▶ _WHAT IS EXPECTED_
Go through the entries below and retype them exactly, omitting each picture.

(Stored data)
— BEGIN —
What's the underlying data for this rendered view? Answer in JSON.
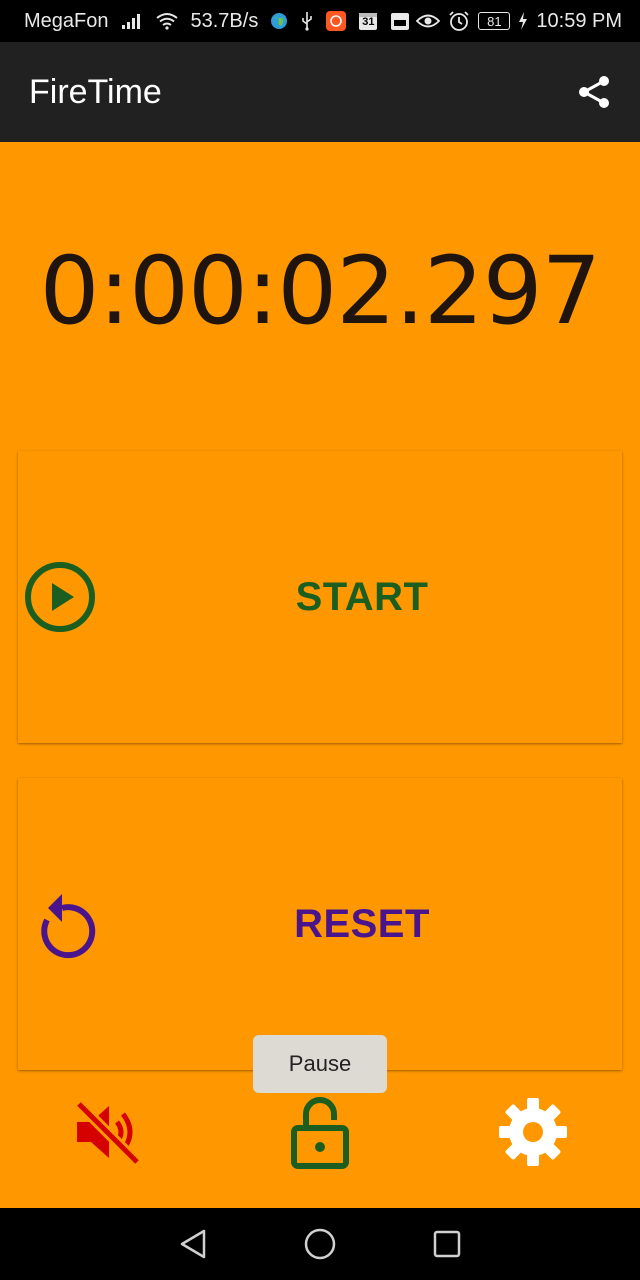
{
  "status_bar": {
    "carrier": "MegaFon",
    "speed": "53.7B/s",
    "calendar_day": "31",
    "battery": "81",
    "time": "10:59 PM",
    "icons": [
      "signal-icon",
      "wifi-icon",
      "globe-icon",
      "usb-icon",
      "app-notification-icon",
      "calendar-icon",
      "calendar-alt-icon",
      "eye-icon",
      "alarm-icon",
      "battery-icon",
      "charging-icon"
    ]
  },
  "app_bar": {
    "title": "FireTime",
    "share_icon": "share-icon"
  },
  "timer": {
    "display": "0:00:02.297"
  },
  "buttons": {
    "start_label": "START",
    "start_icon": "play-circle-icon",
    "start_color": "#1b5e20",
    "reset_label": "RESET",
    "reset_icon": "reset-icon",
    "reset_color": "#4a148c"
  },
  "toast": {
    "text": "Pause"
  },
  "toolbar": {
    "mute_icon": "volume-off-icon",
    "mute_color": "#d50000",
    "lock_icon": "lock-open-icon",
    "lock_color": "#1b5e20",
    "settings_icon": "gear-icon",
    "settings_color": "#ffffff"
  },
  "nav": {
    "items": [
      "back-icon",
      "home-icon",
      "recents-icon"
    ]
  },
  "colors": {
    "background": "#ff9800",
    "app_bar": "#212121"
  }
}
— END —
▶ _RESULT FOR THIS EXERCISE_
What's the underlying data for this rendered view? Answer in JSON.
{
  "status_bar": {
    "carrier": "MegaFon",
    "speed": "53.7B/s",
    "calendar_day": "31",
    "battery": "81",
    "time": "10:59 PM",
    "icons": [
      "signal-icon",
      "wifi-icon",
      "globe-icon",
      "usb-icon",
      "app-notification-icon",
      "calendar-icon",
      "calendar-alt-icon",
      "eye-icon",
      "alarm-icon",
      "battery-icon",
      "charging-icon"
    ]
  },
  "app_bar": {
    "title": "FireTime",
    "share_icon": "share-icon"
  },
  "timer": {
    "display": "0:00:02.297"
  },
  "buttons": {
    "start_label": "START",
    "start_icon": "play-circle-icon",
    "start_color": "#1b5e20",
    "reset_label": "RESET",
    "reset_icon": "reset-icon",
    "reset_color": "#4a148c"
  },
  "toast": {
    "text": "Pause"
  },
  "toolbar": {
    "mute_icon": "volume-off-icon",
    "mute_color": "#d50000",
    "lock_icon": "lock-open-icon",
    "lock_color": "#1b5e20",
    "settings_icon": "gear-icon",
    "settings_color": "#ffffff"
  },
  "nav": {
    "items": [
      "back-icon",
      "home-icon",
      "recents-icon"
    ]
  },
  "colors": {
    "background": "#ff9800",
    "app_bar": "#212121"
  }
}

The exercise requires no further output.